STATED TASK:
Examine the material below and count the lines that hold the word "外层干膜". Report only the number.

Collection entries:
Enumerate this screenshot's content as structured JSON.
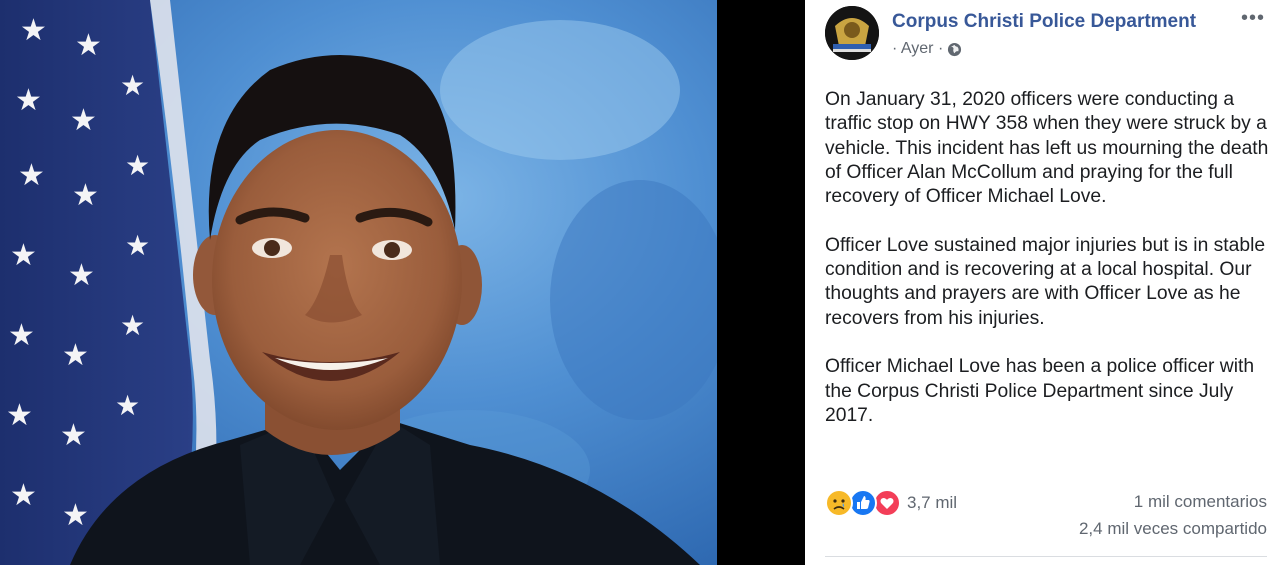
{
  "post": {
    "page_name": "Corpus Christi Police Department",
    "time": "· Ayer ·",
    "privacy_icon": "globe-icon",
    "more_label": "•••",
    "paragraphs": [
      "On January 31, 2020 officers were conducting a traffic stop on HWY 358 when they were struck by a vehicle. This incident has left us mourning the death of Officer Alan McCollum and praying for the full recovery of Officer Michael Love.",
      "Officer Love sustained major injuries but is in stable condition and is recovering at a local hospital. Our thoughts and prayers are with Officer Love as he recovers from his injuries.",
      "Officer Michael Love has been a police officer with the Corpus Christi Police Department since July 2017."
    ]
  },
  "footer": {
    "reaction_icons": [
      "sad-reaction-icon",
      "like-reaction-icon",
      "love-reaction-icon"
    ],
    "reaction_count": "3,7 mil",
    "comments": "1 mil comentarios",
    "shares": "2,4 mil veces compartido"
  },
  "colors": {
    "link_blue": "#385898",
    "like_blue": "#1877f2",
    "love_red": "#f33e58",
    "sad_yellow": "#f7b928",
    "secondary_text": "#606770"
  }
}
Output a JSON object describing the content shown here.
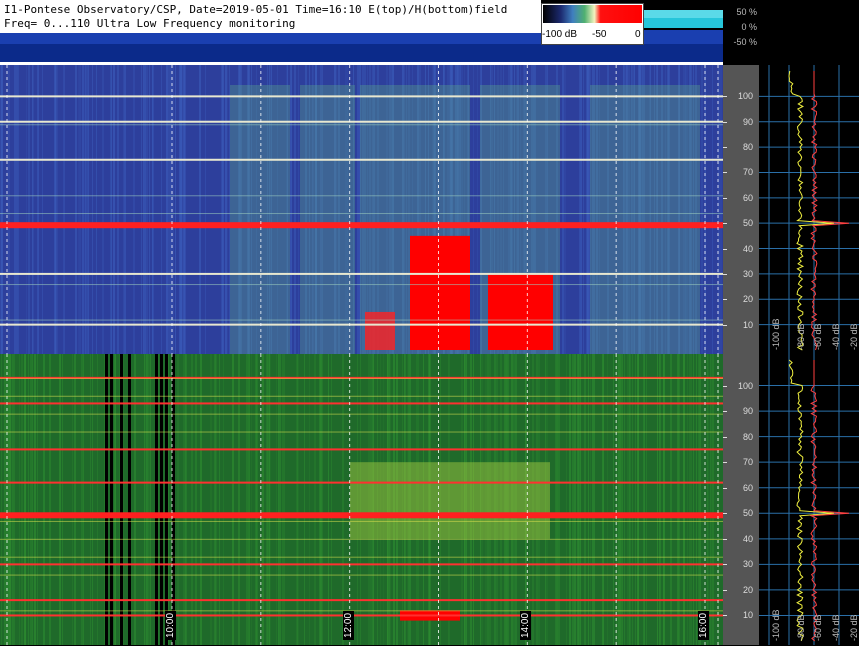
{
  "title": {
    "line1": "I1-Pontese Observatory/CSP, Date=2019-05-01 Time=16:10 E(top)/H(bottom)field",
    "line2": "Freq= 0...110 Ultra Low Frequency monitoring"
  },
  "colorbar": {
    "ticks": [
      "-100 dB",
      "-50",
      "0"
    ],
    "colors": [
      "#000000",
      "#2a3a8a",
      "#3fa060",
      "#f0f0b0",
      "#ff0000"
    ]
  },
  "top_scale": [
    "50 %",
    "0 %",
    "-50 %"
  ],
  "chart_data": {
    "type": "heatmap",
    "title": "I1-Pontese Observatory/CSP, Date=2019-05-01 Time=16:10 E(top)/H(bottom)field",
    "subtitle": "Freq= 0...110 Ultra Low Frequency monitoring",
    "x_time_labels": [
      "10:00",
      "12:00",
      "14:00",
      "16:00"
    ],
    "y_ticks_hz": [
      10,
      20,
      30,
      40,
      50,
      60,
      70,
      80,
      90,
      100
    ],
    "ylim": [
      0,
      110
    ],
    "colorscale_db": [
      -100,
      0
    ],
    "panels": [
      {
        "name": "E field",
        "strong_lines_hz": [
          10,
          30,
          50,
          75,
          90,
          100
        ],
        "peak_line_hz": 50
      },
      {
        "name": "H field",
        "strong_lines_hz": [
          10,
          16,
          30,
          50,
          62,
          75,
          93,
          103
        ],
        "peak_line_hz": 50
      }
    ],
    "profile_db_labels": [
      "-100 dB",
      "-80 dB",
      "-60 dB",
      "-40 dB",
      "-20 dB"
    ]
  }
}
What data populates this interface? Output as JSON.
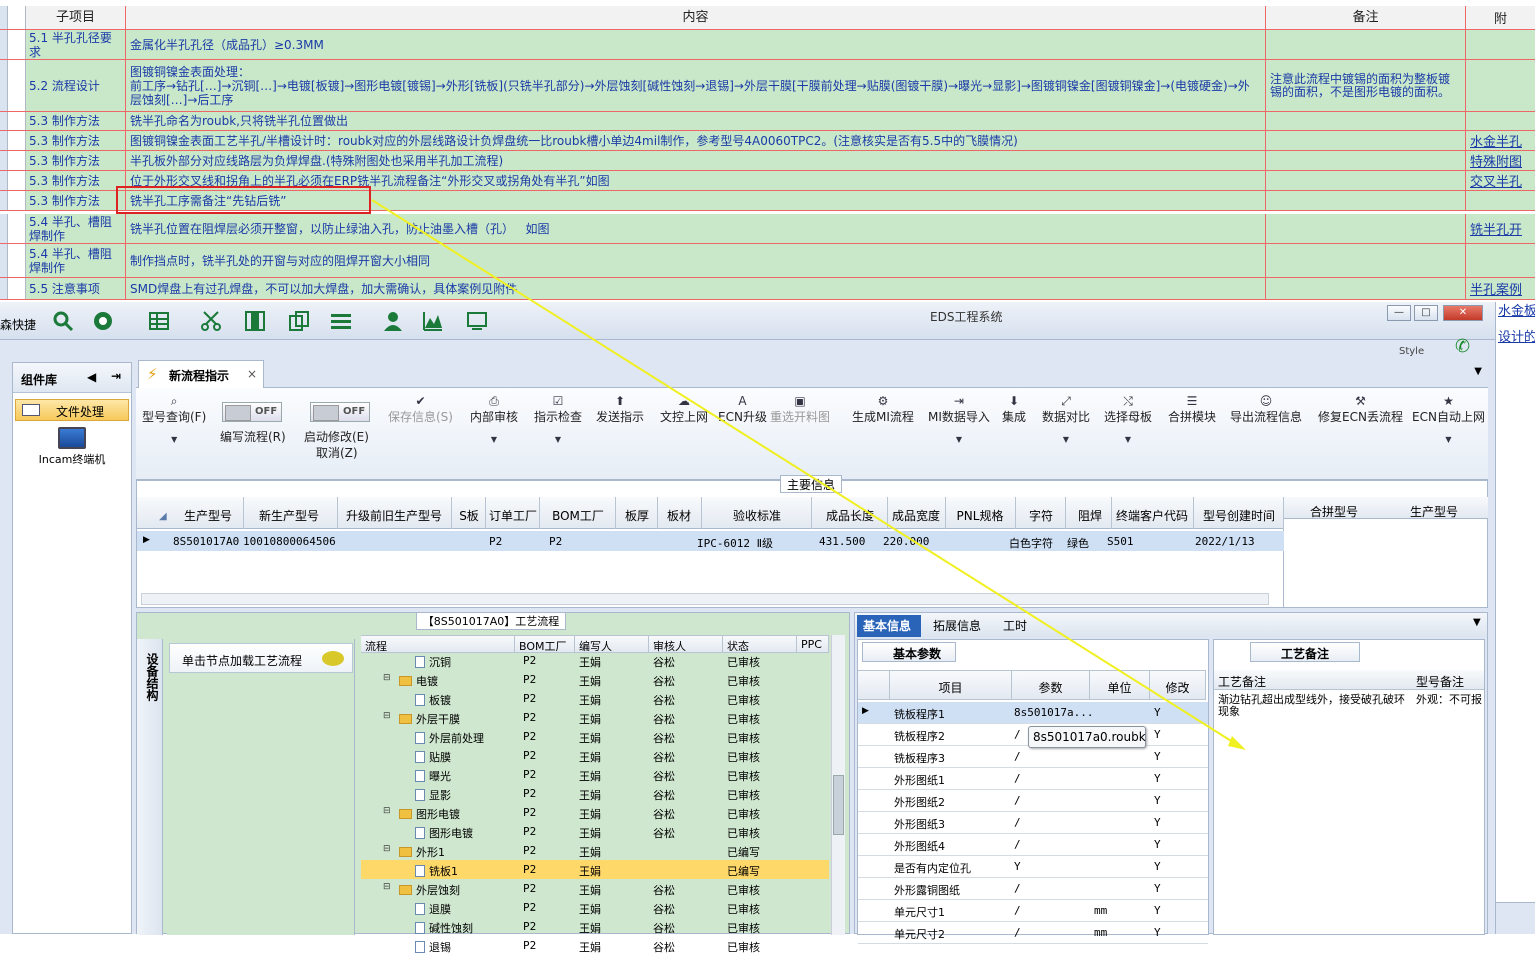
{
  "sheet": {
    "headers": {
      "sub": "子项目",
      "content": "内容",
      "remark": "备注",
      "attach": "附"
    },
    "rows": [
      {
        "sub": "5.1 半孔孔径要求",
        "content": "金属化半孔孔径（成品孔）≥0.3MM",
        "remark": "",
        "attach": ""
      },
      {
        "sub": "5.2 流程设计",
        "content": "图镀铜镍金表面处理：\n前工序→钻孔[…]→沉铜[…]→电镀[板镀]→图形电镀[镀锡]→外形[铣板](只铣半孔部分)→外层蚀刻[碱性蚀刻→退锡]→外层干膜[干膜前处理→贴膜(图镀干膜)→曝光→显影]→图镀铜镍金[图镀铜镍金]→(电镀硬金)→外层蚀刻[…]→后工序",
        "remark": "注意此流程中镀锡的面积为整板镀锡的面积，不是图形电镀的面积。",
        "attach": ""
      },
      {
        "sub": "5.3 制作方法",
        "content": "铣半孔命名为roubk,只将铣半孔位置做出",
        "remark": "",
        "attach": ""
      },
      {
        "sub": "5.3 制作方法",
        "content": "图镀铜镍金表面工艺半孔/半槽设计时：roubk对应的外层线路设计负焊盘统一比roubk槽小单边4mil制作，参考型号4A0060TPC2。(注意核实是否有5.5中的飞膜情况)",
        "remark": "",
        "attach": "水金半孔"
      },
      {
        "sub": "5.3 制作方法",
        "content": "半孔板外部分对应线路层为负焊焊盘.(特殊附图处也采用半孔加工流程)",
        "remark": "",
        "attach": "特殊附图"
      },
      {
        "sub": "5.3 制作方法",
        "content": "位于外形交叉线和拐角上的半孔必须在ERP铣半孔流程备注“外形交叉或拐角处有半孔”如图",
        "remark": "",
        "attach": "交叉半孔"
      },
      {
        "sub": "5.3 制作方法",
        "content": "铣半孔工序需备注“先钻后铣”",
        "remark": "",
        "attach": ""
      },
      {
        "sub": "5.4 半孔、槽阻焊制作",
        "content": "铣半孔位置在阻焊层必须开整窗，以防止绿油入孔，防止油墨入槽（孔）   如图",
        "remark": "",
        "attach": "铣半孔开"
      },
      {
        "sub": "5.4 半孔、槽阻焊制作",
        "content": "制作挡点时，铣半孔处的开窗与对应的阻焊开窗大小相同",
        "remark": "",
        "attach": ""
      },
      {
        "sub": "5.5 注意事项",
        "content": "SMD焊盘上有过孔焊盘，不可以加大焊盘，加大需确认，具体案例见附件",
        "remark": "",
        "attach": "半孔案例"
      }
    ]
  },
  "app": {
    "quick_label": "森快捷",
    "title": "EDS工程系统",
    "style_label": "Style",
    "window_controls": [
      "—",
      "□",
      "✕"
    ],
    "toolbar_icons": [
      "search-icon",
      "globe-icon",
      "table-icon",
      "scissors-icon",
      "film-icon",
      "copy-icon",
      "list-icon",
      "user-icon",
      "chart-icon",
      "monitor-icon"
    ]
  },
  "left": {
    "header": "组件库",
    "item": "文件处理",
    "terminal": "Incam终端机"
  },
  "tab": {
    "label": "新流程指示",
    "close": "×"
  },
  "ribbon": {
    "query": "型号查询(F)",
    "toggle1": "OFF",
    "toggle2": "OFF",
    "edit_flow": "编写流程(R)",
    "start_edit": "启动修改(E)",
    "cancel": "取消(Z)",
    "save": "保存信息(S)",
    "buttons": [
      "内部审核",
      "指示检查",
      "发送指示",
      "文控上网",
      "ECN升级",
      "重选开料图",
      "生成MI流程",
      "MI数据导入",
      "集成",
      "数据对比",
      "选择母板",
      "合拼模块",
      "导出流程信息",
      "修复ECN丢流程",
      "ECN自动上网"
    ]
  },
  "main_info": {
    "label": "主要信息",
    "headers": [
      "生产型号",
      "新生产型号",
      "升级前旧生产型号",
      "S板",
      "订单工厂",
      "BOM工厂",
      "板厚",
      "板材",
      "验收标准",
      "成品长度",
      "成品宽度",
      "PNL规格",
      "字符",
      "阻焊",
      "终端客户代码",
      "型号创建时间"
    ],
    "row": [
      "8S501017A0",
      "10010800064506",
      "",
      "",
      "P2",
      "P2",
      "",
      "",
      "IPC-6012 Ⅱ级",
      "431.500",
      "220.000",
      "",
      "白色字符",
      "绿色",
      "S501",
      "2022/1/13"
    ],
    "side_headers": [
      "合拼型号",
      "生产型号"
    ]
  },
  "flow": {
    "title": "【8S501017A0】工艺流程",
    "side_tab": "设备结构",
    "load_btn": "单击节点加载工艺流程",
    "headers": [
      "流程",
      "BOM工厂",
      "编写人",
      "审核人",
      "状态",
      "PPC"
    ],
    "rows": [
      {
        "level": 2,
        "kind": "file",
        "name": "沉铜",
        "bom": "P2",
        "writer": "王娟",
        "reviewer": "谷松",
        "status": "已审核"
      },
      {
        "level": 1,
        "kind": "folder",
        "name": "电镀",
        "bom": "P2",
        "writer": "王娟",
        "reviewer": "谷松",
        "status": "已审核"
      },
      {
        "level": 2,
        "kind": "file",
        "name": "板镀",
        "bom": "P2",
        "writer": "王娟",
        "reviewer": "谷松",
        "status": "已审核"
      },
      {
        "level": 1,
        "kind": "folder",
        "name": "外层干膜",
        "bom": "P2",
        "writer": "王娟",
        "reviewer": "谷松",
        "status": "已审核"
      },
      {
        "level": 2,
        "kind": "file",
        "name": "外层前处理",
        "bom": "P2",
        "writer": "王娟",
        "reviewer": "谷松",
        "status": "已审核"
      },
      {
        "level": 2,
        "kind": "file",
        "name": "贴膜",
        "bom": "P2",
        "writer": "王娟",
        "reviewer": "谷松",
        "status": "已审核"
      },
      {
        "level": 2,
        "kind": "file",
        "name": "曝光",
        "bom": "P2",
        "writer": "王娟",
        "reviewer": "谷松",
        "status": "已审核"
      },
      {
        "level": 2,
        "kind": "file",
        "name": "显影",
        "bom": "P2",
        "writer": "王娟",
        "reviewer": "谷松",
        "status": "已审核"
      },
      {
        "level": 1,
        "kind": "folder",
        "name": "图形电镀",
        "bom": "P2",
        "writer": "王娟",
        "reviewer": "谷松",
        "status": "已审核"
      },
      {
        "level": 2,
        "kind": "file",
        "name": "图形电镀",
        "bom": "P2",
        "writer": "王娟",
        "reviewer": "谷松",
        "status": "已审核"
      },
      {
        "level": 1,
        "kind": "folder",
        "name": "外形1",
        "bom": "P2",
        "writer": "王娟",
        "reviewer": "",
        "status": "已编写"
      },
      {
        "level": 2,
        "kind": "file",
        "name": "铣板1",
        "bom": "P2",
        "writer": "王娟",
        "reviewer": "",
        "status": "已编写",
        "selected": true
      },
      {
        "level": 1,
        "kind": "folder",
        "name": "外层蚀刻",
        "bom": "P2",
        "writer": "王娟",
        "reviewer": "谷松",
        "status": "已审核"
      },
      {
        "level": 2,
        "kind": "file",
        "name": "退膜",
        "bom": "P2",
        "writer": "王娟",
        "reviewer": "谷松",
        "status": "已审核"
      },
      {
        "level": 2,
        "kind": "file",
        "name": "碱性蚀刻",
        "bom": "P2",
        "writer": "王娟",
        "reviewer": "谷松",
        "status": "已审核"
      },
      {
        "level": 2,
        "kind": "file",
        "name": "退锡",
        "bom": "P2",
        "writer": "王娟",
        "reviewer": "谷松",
        "status": "已审核"
      }
    ]
  },
  "details": {
    "tabs": [
      "基本信息",
      "拓展信息",
      "工时"
    ],
    "param_tab": "基本参数",
    "headers": [
      "项目",
      "参数",
      "单位",
      "修改"
    ],
    "rows": [
      {
        "item": "铣板程序1",
        "param": "8s501017a...",
        "unit": "",
        "mod": "Y"
      },
      {
        "item": "铣板程序2",
        "param": "/",
        "unit": "",
        "mod": "Y"
      },
      {
        "item": "铣板程序3",
        "param": "/",
        "unit": "",
        "mod": "Y"
      },
      {
        "item": "外形图纸1",
        "param": "/",
        "unit": "",
        "mod": "Y"
      },
      {
        "item": "外形图纸2",
        "param": "/",
        "unit": "",
        "mod": "Y"
      },
      {
        "item": "外形图纸3",
        "param": "/",
        "unit": "",
        "mod": "Y"
      },
      {
        "item": "外形图纸4",
        "param": "/",
        "unit": "",
        "mod": "Y"
      },
      {
        "item": "是否有内定位孔",
        "param": "Y",
        "unit": "",
        "mod": "Y"
      },
      {
        "item": "外形露铜图纸",
        "param": "/",
        "unit": "",
        "mod": "Y"
      },
      {
        "item": "单元尺寸1",
        "param": "/",
        "unit": "mm",
        "mod": "Y"
      },
      {
        "item": "单元尺寸2",
        "param": "/",
        "unit": "mm",
        "mod": "Y"
      }
    ],
    "tooltip": "8s501017a0.roubk",
    "note_tab": "工艺备注",
    "note_headers": [
      "工艺备注",
      "型号备注"
    ],
    "note_text": "渐边钻孔超出成型线外，接受破孔破环现象",
    "model_note": "外观：不可报废板一"
  },
  "right_strip": [
    "水金板半",
    "设计的"
  ]
}
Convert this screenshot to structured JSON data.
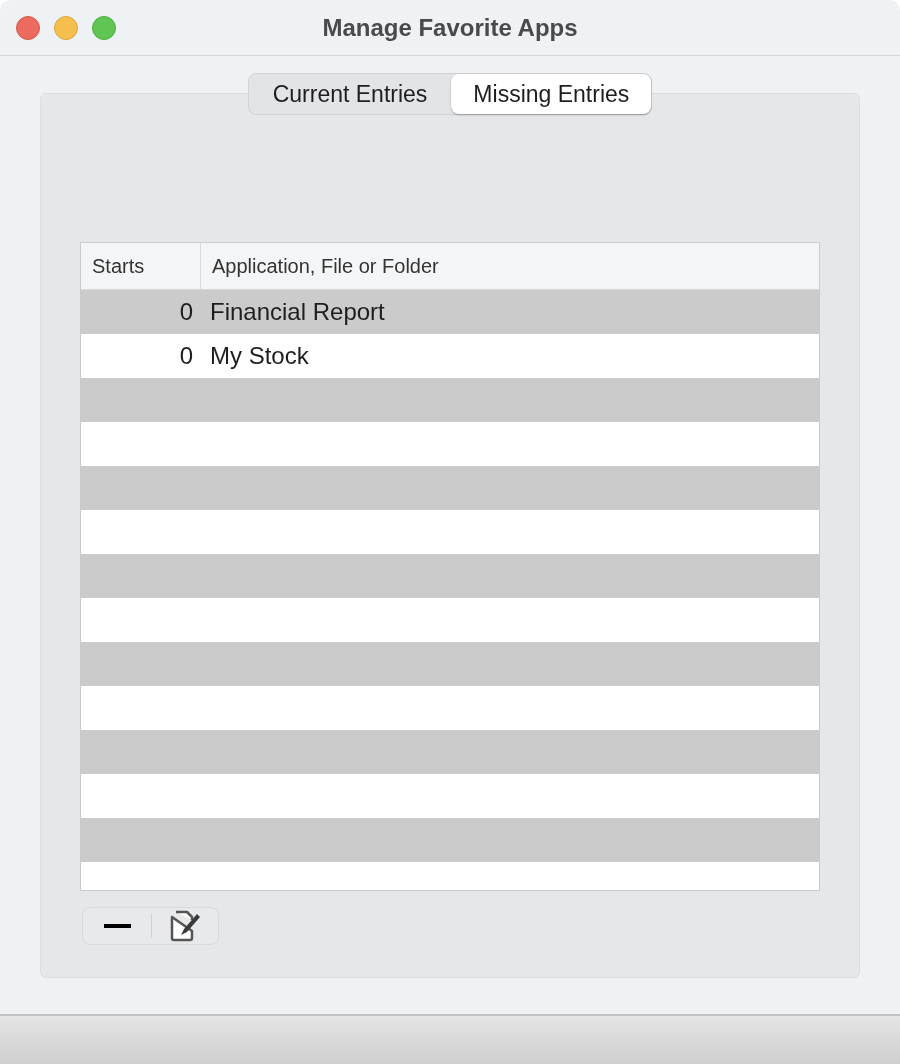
{
  "window": {
    "title": "Manage Favorite Apps"
  },
  "tabs": [
    {
      "label": "Current Entries",
      "selected": false
    },
    {
      "label": "Missing Entries",
      "selected": true
    }
  ],
  "table": {
    "columns": [
      "Starts",
      "Application, File or Folder"
    ],
    "rows": [
      {
        "starts": "0",
        "name": "Financial Report"
      },
      {
        "starts": "0",
        "name": "My Stock"
      }
    ]
  }
}
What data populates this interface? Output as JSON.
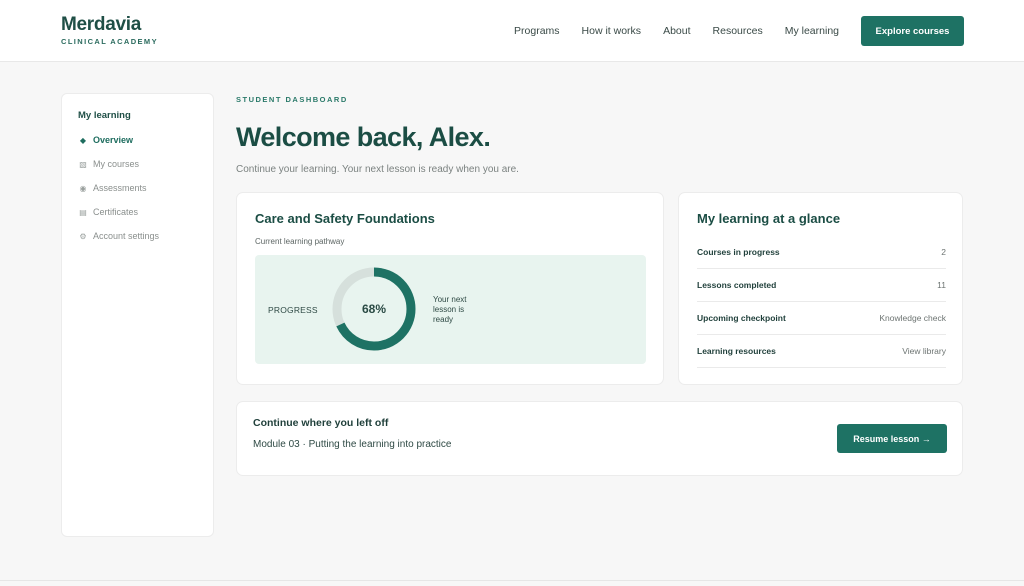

RESPONSE TO THIS EXERCISE:
2